Seção final
do artigo de Bernard Plé, “Auguste Comte on Positivism and Happiness”
(Journal of Happiness Studies, v. 1, p. 423-445,
2000. P. 442-443).
O artigo em questão é muito interessante. Nos últimos anos, diversos pesquisadores, originários de inúmeras áreas do conhecimento, têm proposto a inclusão da felicidade como parâmetro de desenvolvimento das sociedades; a criação de uma revista dedicada a esse tema ("Journal of Happiness Studies" - "Revista de Estudos sobre a Felicidade") ilustra bem essa tendência.
O trecho abaixo conclui um texto que se dedica a examinar a obra de Augusto Comte à luz dessa questão. Após tratar das características gerais do Positivismo - e, claro, após indicar que o Positivismo de Comte não é o "Positivismo" a que se refere meio-mundo, geralmente em tom negativo e acusatório -, o autor indica de que maneira a proposta política, científica e religiosa comtiana serve para o desenvolvimento da felicidade.
A fim de facilitar para aqueles que não têm fluência em inglês, ajuntei uma pequena tradução, logo após o trecho citado.
* * *
I have
sought to show that in identifying the natural order of the sciences as the
frame of a new conception of the ‘world’, Comte embarks on the task of leading
the way to a state of happiness. I have argued that in his quest for happiness,
Comte insists on connecting scientific certainty with religious affections like
love, veneration and reverence. Furthermore, I have argued that in stressing
the importance of this consensus, Comte regards the state of happiness as a
right living in the true order, first, of the world of which it is a part, and
second, of the civilization in which it goes on evolving. In developing both
arguments, I have been led to focus on the new science of life as the final step
towards the state of happiness. What Comte regards as its ‘sacred’ mission is
to show the fashion in which man’s power is being exerted in accordance with
the world of law, and, at the same time, to remind modern man of the twofold
heredity he continuously receives through the accumulated modifications both of
the natural world and of the civilization he lives in. By leading modern man to
gain clear insight into his position as part of a natural and social history,
Comte seeks to reveal to the citizens of a new Republic the sphere of their
dignity as well as of their happiness.
There are
some important aspects in which my argument fits the fourfold matrix that Ruut
Veenhoven has recently developed in order to analyse four main ‘qualities of
life’[1].
Happiness as understood by Comte’s positivism can be conceived of as unifying
all of these qualities. In the first place, it appears to be a far-reaching
attempt, both scientific and political, aiming at ensuring not only the
‘liveability’ of the natural environment as a fruit of human intervention but
also man’s ‘life-ability’ as knowledge of the natural limits within which his
civilization may progress and modify the natural milieu it lives in. In the second
place, such state of happiness appears to be a subjective ‘appreciation of
life’ inasmuch as it represents a state of mental health and the fulfilment of
modern man’s quest for certainty as to the order in which he lives. Finally,
happiness appears to be the awareness of what Veenhoven’s matrix classifies as
‘utility of life’, that is, our awareness of being related both to the social
order and to the natural milieu we inherit from the past. It is precisely here
that happiness is to become noble, public and religious or, as Comte puts it, “le salut intellectuel de la société”.

◆ **DADOS DE ORIGEM**:

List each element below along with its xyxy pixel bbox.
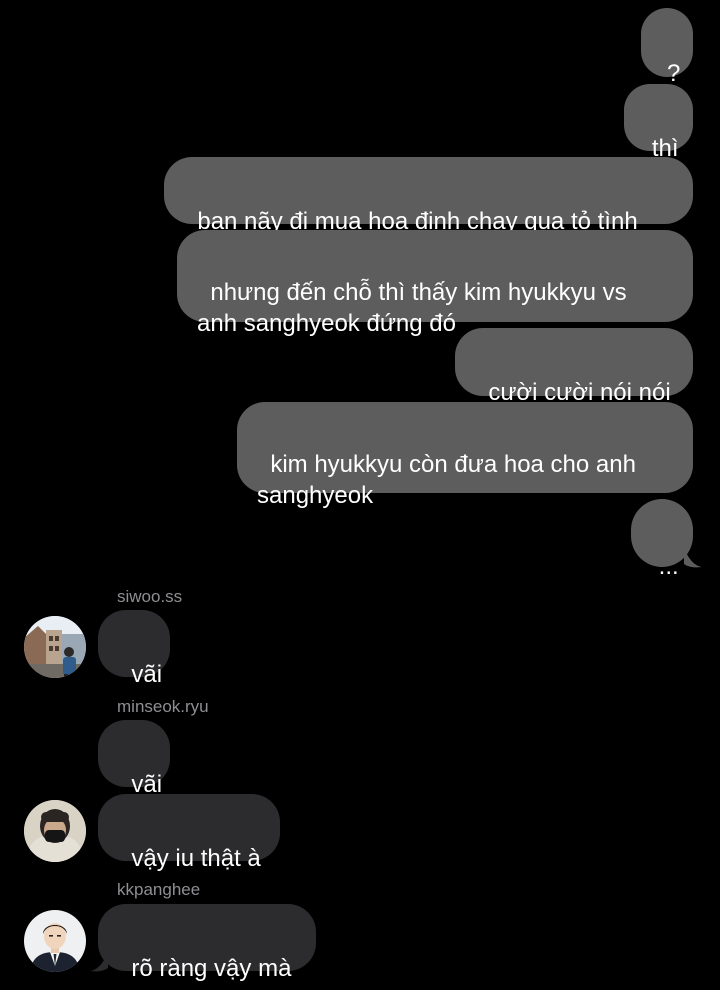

◆ **INSTRUÇÃO DADA**:
Atualize o trecho da página entre "(Journal of Happiness" e "bem essa tendência.", inclusive, e reescreva-o com "estudiosos" no lugar de "pesquisadores". Baseie-se somente na página.

◆ **RESPOSTA ABAIXO**:
(Journal of Happiness Studies, v. 1, p. 423-445,
2000. P. 442-443).
O artigo em questão é muito interessante. Nos últimos anos, diversos estudiosos, originários de inúmeras áreas do conhecimento, têm proposto a inclusão da felicidade como parâmetro de desenvolvimento das sociedades; a criação de uma revista dedicada a esse tema ("Journal of Happiness Studies" - "Revista de Estudos sobre a Felicidade") ilustra bem essa tendência.